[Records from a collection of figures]
======
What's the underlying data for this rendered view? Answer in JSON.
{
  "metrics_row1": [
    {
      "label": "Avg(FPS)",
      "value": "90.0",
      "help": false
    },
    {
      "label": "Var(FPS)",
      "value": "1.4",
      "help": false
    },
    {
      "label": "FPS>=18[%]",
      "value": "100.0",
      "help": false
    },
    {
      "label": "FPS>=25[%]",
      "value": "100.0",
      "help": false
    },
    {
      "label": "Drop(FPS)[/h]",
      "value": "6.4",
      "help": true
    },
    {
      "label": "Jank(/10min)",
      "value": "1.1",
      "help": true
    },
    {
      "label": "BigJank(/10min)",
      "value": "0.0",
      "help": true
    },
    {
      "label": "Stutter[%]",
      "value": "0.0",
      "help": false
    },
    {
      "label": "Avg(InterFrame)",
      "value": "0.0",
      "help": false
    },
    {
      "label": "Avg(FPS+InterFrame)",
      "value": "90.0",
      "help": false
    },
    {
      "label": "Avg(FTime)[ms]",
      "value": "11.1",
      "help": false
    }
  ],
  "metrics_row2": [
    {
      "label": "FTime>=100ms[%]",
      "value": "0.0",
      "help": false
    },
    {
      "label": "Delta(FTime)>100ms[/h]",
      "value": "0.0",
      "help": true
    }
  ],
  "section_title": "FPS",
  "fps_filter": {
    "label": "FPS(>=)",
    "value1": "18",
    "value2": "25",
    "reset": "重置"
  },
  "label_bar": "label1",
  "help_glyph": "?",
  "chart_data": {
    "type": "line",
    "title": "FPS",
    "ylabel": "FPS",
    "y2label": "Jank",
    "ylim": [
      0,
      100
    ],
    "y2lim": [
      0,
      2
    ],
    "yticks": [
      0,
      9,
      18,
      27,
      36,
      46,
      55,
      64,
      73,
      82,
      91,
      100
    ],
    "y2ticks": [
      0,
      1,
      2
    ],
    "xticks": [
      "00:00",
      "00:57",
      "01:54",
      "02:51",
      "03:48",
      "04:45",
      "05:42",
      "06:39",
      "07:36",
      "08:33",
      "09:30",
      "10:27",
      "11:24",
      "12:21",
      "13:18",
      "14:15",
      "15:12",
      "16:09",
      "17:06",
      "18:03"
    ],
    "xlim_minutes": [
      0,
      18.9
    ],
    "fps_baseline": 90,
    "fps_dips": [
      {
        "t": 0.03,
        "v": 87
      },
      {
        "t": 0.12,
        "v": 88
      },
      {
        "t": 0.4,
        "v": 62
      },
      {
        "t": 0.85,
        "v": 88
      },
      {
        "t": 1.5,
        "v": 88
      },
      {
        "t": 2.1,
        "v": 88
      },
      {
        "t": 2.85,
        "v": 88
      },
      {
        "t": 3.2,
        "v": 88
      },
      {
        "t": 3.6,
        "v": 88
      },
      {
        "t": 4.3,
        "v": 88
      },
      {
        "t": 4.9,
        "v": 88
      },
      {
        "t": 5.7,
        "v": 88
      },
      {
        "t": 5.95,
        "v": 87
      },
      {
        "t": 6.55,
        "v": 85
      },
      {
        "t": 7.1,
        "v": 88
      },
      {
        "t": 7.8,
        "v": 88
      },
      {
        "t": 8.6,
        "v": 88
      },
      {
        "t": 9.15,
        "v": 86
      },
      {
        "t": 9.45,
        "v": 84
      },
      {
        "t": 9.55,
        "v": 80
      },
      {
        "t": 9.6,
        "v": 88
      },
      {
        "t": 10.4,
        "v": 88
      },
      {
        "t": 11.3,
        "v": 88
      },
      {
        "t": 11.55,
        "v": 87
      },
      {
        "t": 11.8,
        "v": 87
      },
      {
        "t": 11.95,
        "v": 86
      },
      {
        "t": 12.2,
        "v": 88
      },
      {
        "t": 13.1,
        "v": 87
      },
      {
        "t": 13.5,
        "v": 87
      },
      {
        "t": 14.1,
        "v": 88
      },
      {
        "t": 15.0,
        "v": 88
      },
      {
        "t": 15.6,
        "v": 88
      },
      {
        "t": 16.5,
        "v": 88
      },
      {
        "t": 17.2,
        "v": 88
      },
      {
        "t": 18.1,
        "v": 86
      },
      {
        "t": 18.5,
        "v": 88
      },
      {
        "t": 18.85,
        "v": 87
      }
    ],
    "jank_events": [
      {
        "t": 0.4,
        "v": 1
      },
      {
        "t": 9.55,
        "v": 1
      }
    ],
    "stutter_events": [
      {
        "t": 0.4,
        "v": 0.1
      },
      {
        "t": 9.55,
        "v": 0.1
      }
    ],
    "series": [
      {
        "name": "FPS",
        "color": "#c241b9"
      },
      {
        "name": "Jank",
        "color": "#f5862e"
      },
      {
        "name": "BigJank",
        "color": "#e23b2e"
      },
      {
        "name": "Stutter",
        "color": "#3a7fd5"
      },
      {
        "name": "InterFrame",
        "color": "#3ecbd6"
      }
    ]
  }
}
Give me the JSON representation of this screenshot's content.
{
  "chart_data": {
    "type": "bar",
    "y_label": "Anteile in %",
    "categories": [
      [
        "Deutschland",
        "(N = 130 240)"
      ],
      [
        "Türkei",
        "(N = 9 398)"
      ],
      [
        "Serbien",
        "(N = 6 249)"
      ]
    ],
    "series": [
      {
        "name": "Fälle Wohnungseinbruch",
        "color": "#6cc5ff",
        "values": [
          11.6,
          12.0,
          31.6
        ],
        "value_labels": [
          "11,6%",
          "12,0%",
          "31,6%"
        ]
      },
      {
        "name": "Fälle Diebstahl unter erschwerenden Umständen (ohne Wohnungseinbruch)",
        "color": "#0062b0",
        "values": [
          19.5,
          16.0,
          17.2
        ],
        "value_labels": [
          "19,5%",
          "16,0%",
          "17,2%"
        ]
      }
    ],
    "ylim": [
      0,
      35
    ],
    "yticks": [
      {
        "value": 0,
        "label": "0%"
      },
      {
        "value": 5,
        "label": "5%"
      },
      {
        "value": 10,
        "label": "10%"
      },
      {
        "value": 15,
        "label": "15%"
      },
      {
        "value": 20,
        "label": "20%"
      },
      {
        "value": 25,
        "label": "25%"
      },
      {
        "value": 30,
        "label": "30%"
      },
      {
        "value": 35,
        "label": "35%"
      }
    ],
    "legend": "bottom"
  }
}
======
[Problem] The lines above should be duplicated exactly.

[Result of this task]
What's the underlying data for this rendered view? Answer in JSON.
{
  "metrics_row1": [
    {
      "label": "Avg(FPS)",
      "value": "90.0",
      "help": false
    },
    {
      "label": "Var(FPS)",
      "value": "1.4",
      "help": false
    },
    {
      "label": "FPS>=18[%]",
      "value": "100.0",
      "help": false
    },
    {
      "label": "FPS>=25[%]",
      "value": "100.0",
      "help": false
    },
    {
      "label": "Drop(FPS)[/h]",
      "value": "6.4",
      "help": true
    },
    {
      "label": "Jank(/10min)",
      "value": "1.1",
      "help": true
    },
    {
      "label": "BigJank(/10min)",
      "value": "0.0",
      "help": true
    },
    {
      "label": "Stutter[%]",
      "value": "0.0",
      "help": false
    },
    {
      "label": "Avg(InterFrame)",
      "value": "0.0",
      "help": false
    },
    {
      "label": "Avg(FPS+InterFrame)",
      "value": "90.0",
      "help": false
    },
    {
      "label": "Avg(FTime)[ms]",
      "value": "11.1",
      "help": false
    }
  ],
  "metrics_row2": [
    {
      "label": "FTime>=100ms[%]",
      "value": "0.0",
      "help": false
    },
    {
      "label": "Delta(FTime)>100ms[/h]",
      "value": "0.0",
      "help": true
    }
  ],
  "section_title": "FPS",
  "fps_filter": {
    "label": "FPS(>=)",
    "value1": "18",
    "value2": "25",
    "reset": "重置"
  },
  "label_bar": "label1",
  "help_glyph": "?",
  "chart_data": {
    "type": "line",
    "title": "FPS",
    "ylabel": "FPS",
    "y2label": "Jank",
    "ylim": [
      0,
      100
    ],
    "y2lim": [
      0,
      2
    ],
    "yticks": [
      0,
      9,
      18,
      27,
      36,
      46,
      55,
      64,
      73,
      82,
      91,
      100
    ],
    "y2ticks": [
      0,
      1,
      2
    ],
    "xticks": [
      "00:00",
      "00:57",
      "01:54",
      "02:51",
      "03:48",
      "04:45",
      "05:42",
      "06:39",
      "07:36",
      "08:33",
      "09:30",
      "10:27",
      "11:24",
      "12:21",
      "13:18",
      "14:15",
      "15:12",
      "16:09",
      "17:06",
      "18:03"
    ],
    "xlim_minutes": [
      0,
      18.9
    ],
    "fps_baseline": 90,
    "fps_dips": [
      {
        "t": 0.03,
        "v": 87
      },
      {
        "t": 0.12,
        "v": 88
      },
      {
        "t": 0.4,
        "v": 62
      },
      {
        "t": 0.85,
        "v": 88
      },
      {
        "t": 1.5,
        "v": 88
      },
      {
        "t": 2.1,
        "v": 88
      },
      {
        "t": 2.85,
        "v": 88
      },
      {
        "t": 3.2,
        "v": 88
      },
      {
        "t": 3.6,
        "v": 88
      },
      {
        "t": 4.3,
        "v": 88
      },
      {
        "t": 4.9,
        "v": 88
      },
      {
        "t": 5.7,
        "v": 88
      },
      {
        "t": 5.95,
        "v": 87
      },
      {
        "t": 6.55,
        "v": 85
      },
      {
        "t": 7.1,
        "v": 88
      },
      {
        "t": 7.8,
        "v": 88
      },
      {
        "t": 8.6,
        "v": 88
      },
      {
        "t": 9.15,
        "v": 86
      },
      {
        "t": 9.45,
        "v": 84
      },
      {
        "t": 9.55,
        "v": 80
      },
      {
        "t": 9.6,
        "v": 88
      },
      {
        "t": 10.4,
        "v": 88
      },
      {
        "t": 11.3,
        "v": 88
      },
      {
        "t": 11.55,
        "v": 87
      },
      {
        "t": 11.8,
        "v": 87
      },
      {
        "t": 11.95,
        "v": 86
      },
      {
        "t": 12.2,
        "v": 88
      },
      {
        "t": 13.1,
        "v": 87
      },
      {
        "t": 13.5,
        "v": 87
      },
      {
        "t": 14.1,
        "v": 88
      },
      {
        "t": 15.0,
        "v": 88
      },
      {
        "t": 15.6,
        "v": 88
      },
      {
        "t": 16.5,
        "v": 88
      },
      {
        "t": 17.2,
        "v": 88
      },
      {
        "t": 18.1,
        "v": 86
      },
      {
        "t": 18.5,
        "v": 88
      },
      {
        "t": 18.85,
        "v": 87
      }
    ],
    "jank_events": [
      {
        "t": 0.4,
        "v": 1
      },
      {
        "t": 9.55,
        "v": 1
      }
    ],
    "stutter_events": [
      {
        "t": 0.4,
        "v": 0.1
      },
      {
        "t": 9.55,
        "v": 0.1
      }
    ],
    "series": [
      {
        "name": "FPS",
        "color": "#c241b9"
      },
      {
        "name": "Jank",
        "color": "#f5862e"
      },
      {
        "name": "BigJank",
        "color": "#e23b2e"
      },
      {
        "name": "Stutter",
        "color": "#3a7fd5"
      },
      {
        "name": "InterFrame",
        "color": "#3ecbd6"
      }
    ]
  }
}
Give me the JSON representation of this screenshot's content.
{
  "chart_data": {
    "type": "bar",
    "y_label": "Anteile in %",
    "categories": [
      [
        "Deutschland",
        "(N = 130 240)"
      ],
      [
        "Türkei",
        "(N = 9 398)"
      ],
      [
        "Serbien",
        "(N = 6 249)"
      ]
    ],
    "series": [
      {
        "name": "Fälle Wohnungseinbruch",
        "color": "#6cc5ff",
        "values": [
          11.6,
          12.0,
          31.6
        ],
        "value_labels": [
          "11,6%",
          "12,0%",
          "31,6%"
        ]
      },
      {
        "name": "Fälle Diebstahl unter erschwerenden Umständen (ohne Wohnungseinbruch)",
        "color": "#0062b0",
        "values": [
          19.5,
          16.0,
          17.2
        ],
        "value_labels": [
          "19,5%",
          "16,0%",
          "17,2%"
        ]
      }
    ],
    "ylim": [
      0,
      35
    ],
    "yticks": [
      {
        "value": 0,
        "label": "0%"
      },
      {
        "value": 5,
        "label": "5%"
      },
      {
        "value": 10,
        "label": "10%"
      },
      {
        "value": 15,
        "label": "15%"
      },
      {
        "value": 20,
        "label": "20%"
      },
      {
        "value": 25,
        "label": "25%"
      },
      {
        "value": 30,
        "label": "30%"
      },
      {
        "value": 35,
        "label": "35%"
      }
    ],
    "legend": "bottom"
  }
}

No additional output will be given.